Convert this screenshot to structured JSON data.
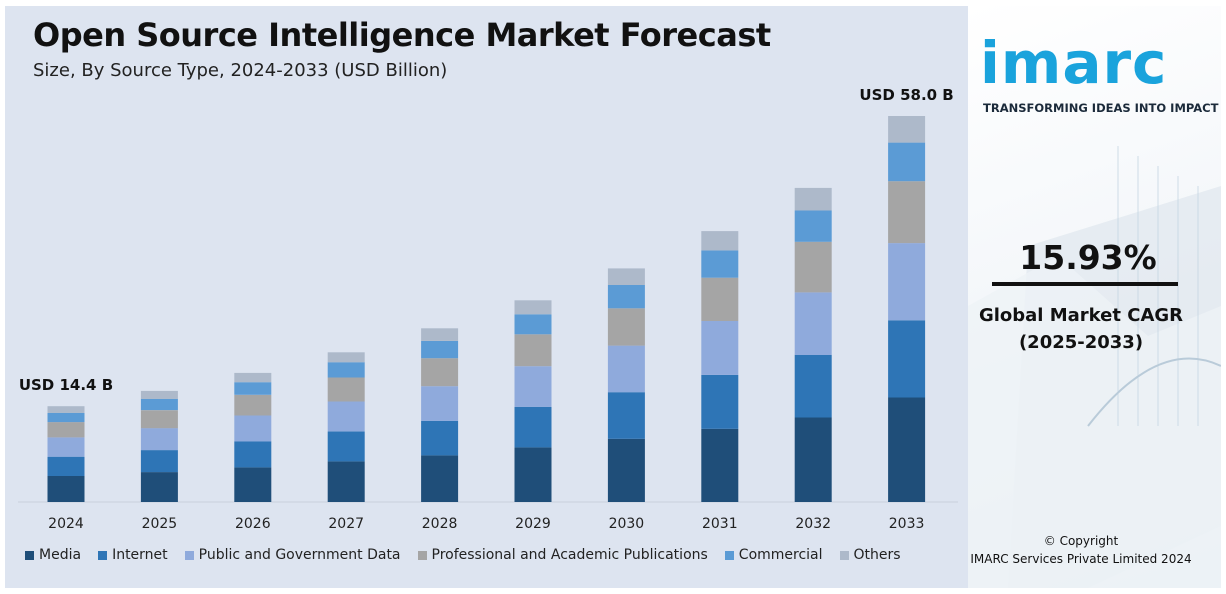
{
  "title": "Open Source Intelligence Market Forecast",
  "subtitle": "Size, By Source Type, 2024-2033 (USD Billion)",
  "brand": {
    "logo_text": "imarc",
    "tagline": "TRANSFORMING IDEAS INTO IMPACT"
  },
  "cagr": {
    "value": "15.93%",
    "label_line1": "Global Market CAGR",
    "label_line2": "(2025-2033)"
  },
  "copyright": {
    "line1": "© Copyright",
    "line2": "IMARC Services Private Limited 2024"
  },
  "colors": {
    "panel_background": "#dde4f0",
    "brand_blue": "#1aa3dc"
  },
  "chart_data": {
    "type": "bar",
    "stacked": true,
    "title": "Open Source Intelligence Market Forecast",
    "subtitle": "Size, By Source Type, 2024-2033 (USD Billion)",
    "categories": [
      "2024",
      "2025",
      "2026",
      "2027",
      "2028",
      "2029",
      "2030",
      "2031",
      "2032",
      "2033"
    ],
    "totals": [
      14.4,
      16.7,
      19.4,
      22.5,
      26.1,
      30.3,
      35.1,
      40.7,
      47.2,
      58.0
    ],
    "series": [
      {
        "name": "Media",
        "color": "#1f4e79",
        "values": [
          3.9,
          4.5,
          5.2,
          6.1,
          7.0,
          8.2,
          9.5,
          11.0,
          12.7,
          15.7
        ]
      },
      {
        "name": "Internet",
        "color": "#2e75b6",
        "values": [
          2.9,
          3.3,
          3.9,
          4.5,
          5.2,
          6.1,
          7.0,
          8.1,
          9.4,
          11.6
        ]
      },
      {
        "name": "Public and Government Data",
        "color": "#8faadc",
        "values": [
          2.9,
          3.3,
          3.9,
          4.5,
          5.2,
          6.1,
          7.0,
          8.1,
          9.4,
          11.6
        ]
      },
      {
        "name": "Professional and Academic Publications",
        "color": "#a5a5a5",
        "values": [
          2.3,
          2.7,
          3.1,
          3.6,
          4.2,
          4.8,
          5.6,
          6.5,
          7.6,
          9.3
        ]
      },
      {
        "name": "Commercial",
        "color": "#5b9bd5",
        "values": [
          1.4,
          1.7,
          1.9,
          2.3,
          2.6,
          3.0,
          3.5,
          4.1,
          4.7,
          5.8
        ]
      },
      {
        "name": "Others",
        "color": "#adb9ca",
        "values": [
          1.0,
          1.2,
          1.4,
          1.5,
          1.9,
          2.1,
          2.5,
          2.9,
          3.4,
          4.0
        ]
      }
    ],
    "annotations": [
      {
        "category": "2024",
        "text": "USD 14.4 B"
      },
      {
        "category": "2033",
        "text": "USD 58.0 B"
      }
    ],
    "ylim": [
      0,
      58
    ],
    "grid": false,
    "legend_position": "bottom"
  }
}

_GIVEN PROBLEM_.
Reproduce every entry word for word, but skip any pictures.

_ANSWER TO THIS EXERCISE_.
Convert this screenshot to structured JSON data.
{
  "title": "Open Source Intelligence Market Forecast",
  "subtitle": "Size, By Source Type, 2024-2033 (USD Billion)",
  "brand": {
    "logo_text": "imarc",
    "tagline": "TRANSFORMING IDEAS INTO IMPACT"
  },
  "cagr": {
    "value": "15.93%",
    "label_line1": "Global Market CAGR",
    "label_line2": "(2025-2033)"
  },
  "copyright": {
    "line1": "© Copyright",
    "line2": "IMARC Services Private Limited 2024"
  },
  "colors": {
    "panel_background": "#dde4f0",
    "brand_blue": "#1aa3dc"
  },
  "chart_data": {
    "type": "bar",
    "stacked": true,
    "title": "Open Source Intelligence Market Forecast",
    "subtitle": "Size, By Source Type, 2024-2033 (USD Billion)",
    "categories": [
      "2024",
      "2025",
      "2026",
      "2027",
      "2028",
      "2029",
      "2030",
      "2031",
      "2032",
      "2033"
    ],
    "totals": [
      14.4,
      16.7,
      19.4,
      22.5,
      26.1,
      30.3,
      35.1,
      40.7,
      47.2,
      58.0
    ],
    "series": [
      {
        "name": "Media",
        "color": "#1f4e79",
        "values": [
          3.9,
          4.5,
          5.2,
          6.1,
          7.0,
          8.2,
          9.5,
          11.0,
          12.7,
          15.7
        ]
      },
      {
        "name": "Internet",
        "color": "#2e75b6",
        "values": [
          2.9,
          3.3,
          3.9,
          4.5,
          5.2,
          6.1,
          7.0,
          8.1,
          9.4,
          11.6
        ]
      },
      {
        "name": "Public and Government Data",
        "color": "#8faadc",
        "values": [
          2.9,
          3.3,
          3.9,
          4.5,
          5.2,
          6.1,
          7.0,
          8.1,
          9.4,
          11.6
        ]
      },
      {
        "name": "Professional and Academic Publications",
        "color": "#a5a5a5",
        "values": [
          2.3,
          2.7,
          3.1,
          3.6,
          4.2,
          4.8,
          5.6,
          6.5,
          7.6,
          9.3
        ]
      },
      {
        "name": "Commercial",
        "color": "#5b9bd5",
        "values": [
          1.4,
          1.7,
          1.9,
          2.3,
          2.6,
          3.0,
          3.5,
          4.1,
          4.7,
          5.8
        ]
      },
      {
        "name": "Others",
        "color": "#adb9ca",
        "values": [
          1.0,
          1.2,
          1.4,
          1.5,
          1.9,
          2.1,
          2.5,
          2.9,
          3.4,
          4.0
        ]
      }
    ],
    "annotations": [
      {
        "category": "2024",
        "text": "USD 14.4 B"
      },
      {
        "category": "2033",
        "text": "USD 58.0 B"
      }
    ],
    "ylim": [
      0,
      58
    ],
    "grid": false,
    "legend_position": "bottom"
  }
}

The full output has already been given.